TASK STATEMENT: Consider the records below. How many of their lines include the word "天天跟水打交道"? State the number and nothing else.

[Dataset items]
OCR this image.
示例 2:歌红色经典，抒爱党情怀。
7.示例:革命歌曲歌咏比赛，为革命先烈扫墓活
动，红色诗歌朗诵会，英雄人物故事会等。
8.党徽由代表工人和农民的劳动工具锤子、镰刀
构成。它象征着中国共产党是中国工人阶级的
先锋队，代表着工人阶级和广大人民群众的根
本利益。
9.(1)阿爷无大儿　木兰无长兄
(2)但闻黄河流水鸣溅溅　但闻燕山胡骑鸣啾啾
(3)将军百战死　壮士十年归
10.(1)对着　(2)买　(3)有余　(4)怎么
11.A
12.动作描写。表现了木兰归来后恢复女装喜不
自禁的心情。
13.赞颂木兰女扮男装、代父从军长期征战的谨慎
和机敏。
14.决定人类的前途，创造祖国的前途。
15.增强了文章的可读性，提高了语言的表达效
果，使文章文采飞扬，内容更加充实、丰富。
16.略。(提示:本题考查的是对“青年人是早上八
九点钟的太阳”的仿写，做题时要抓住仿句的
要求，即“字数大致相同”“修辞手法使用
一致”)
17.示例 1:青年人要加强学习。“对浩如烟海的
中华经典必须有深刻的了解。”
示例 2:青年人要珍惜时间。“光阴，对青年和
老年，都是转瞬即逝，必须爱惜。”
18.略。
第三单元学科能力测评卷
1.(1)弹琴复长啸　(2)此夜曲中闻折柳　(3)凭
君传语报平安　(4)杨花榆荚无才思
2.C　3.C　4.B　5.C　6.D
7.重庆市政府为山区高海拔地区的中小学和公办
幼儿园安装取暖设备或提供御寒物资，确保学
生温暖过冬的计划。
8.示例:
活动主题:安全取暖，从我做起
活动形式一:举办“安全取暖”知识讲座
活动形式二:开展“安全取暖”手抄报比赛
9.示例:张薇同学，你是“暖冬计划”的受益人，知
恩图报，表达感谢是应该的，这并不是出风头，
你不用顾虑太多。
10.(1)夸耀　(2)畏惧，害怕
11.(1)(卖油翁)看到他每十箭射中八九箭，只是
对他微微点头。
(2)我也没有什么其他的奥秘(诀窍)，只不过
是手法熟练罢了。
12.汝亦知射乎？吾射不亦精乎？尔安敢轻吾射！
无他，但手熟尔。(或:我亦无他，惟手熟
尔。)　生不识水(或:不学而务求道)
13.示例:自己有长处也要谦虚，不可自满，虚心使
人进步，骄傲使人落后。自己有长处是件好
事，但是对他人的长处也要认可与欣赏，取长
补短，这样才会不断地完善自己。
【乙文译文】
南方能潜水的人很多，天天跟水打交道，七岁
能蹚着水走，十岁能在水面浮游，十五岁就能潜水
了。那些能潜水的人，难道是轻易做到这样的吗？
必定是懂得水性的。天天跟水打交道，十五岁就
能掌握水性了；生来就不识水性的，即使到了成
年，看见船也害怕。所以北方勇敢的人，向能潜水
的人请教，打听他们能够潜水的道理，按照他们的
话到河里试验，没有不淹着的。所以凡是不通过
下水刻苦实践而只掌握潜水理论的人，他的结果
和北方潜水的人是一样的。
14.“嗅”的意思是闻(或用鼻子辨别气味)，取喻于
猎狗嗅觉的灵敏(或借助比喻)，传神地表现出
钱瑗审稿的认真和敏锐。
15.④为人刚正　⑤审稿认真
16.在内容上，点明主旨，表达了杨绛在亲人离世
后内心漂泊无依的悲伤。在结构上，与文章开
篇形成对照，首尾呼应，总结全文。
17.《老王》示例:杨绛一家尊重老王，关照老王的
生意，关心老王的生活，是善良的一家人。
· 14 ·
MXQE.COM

REPLY: 2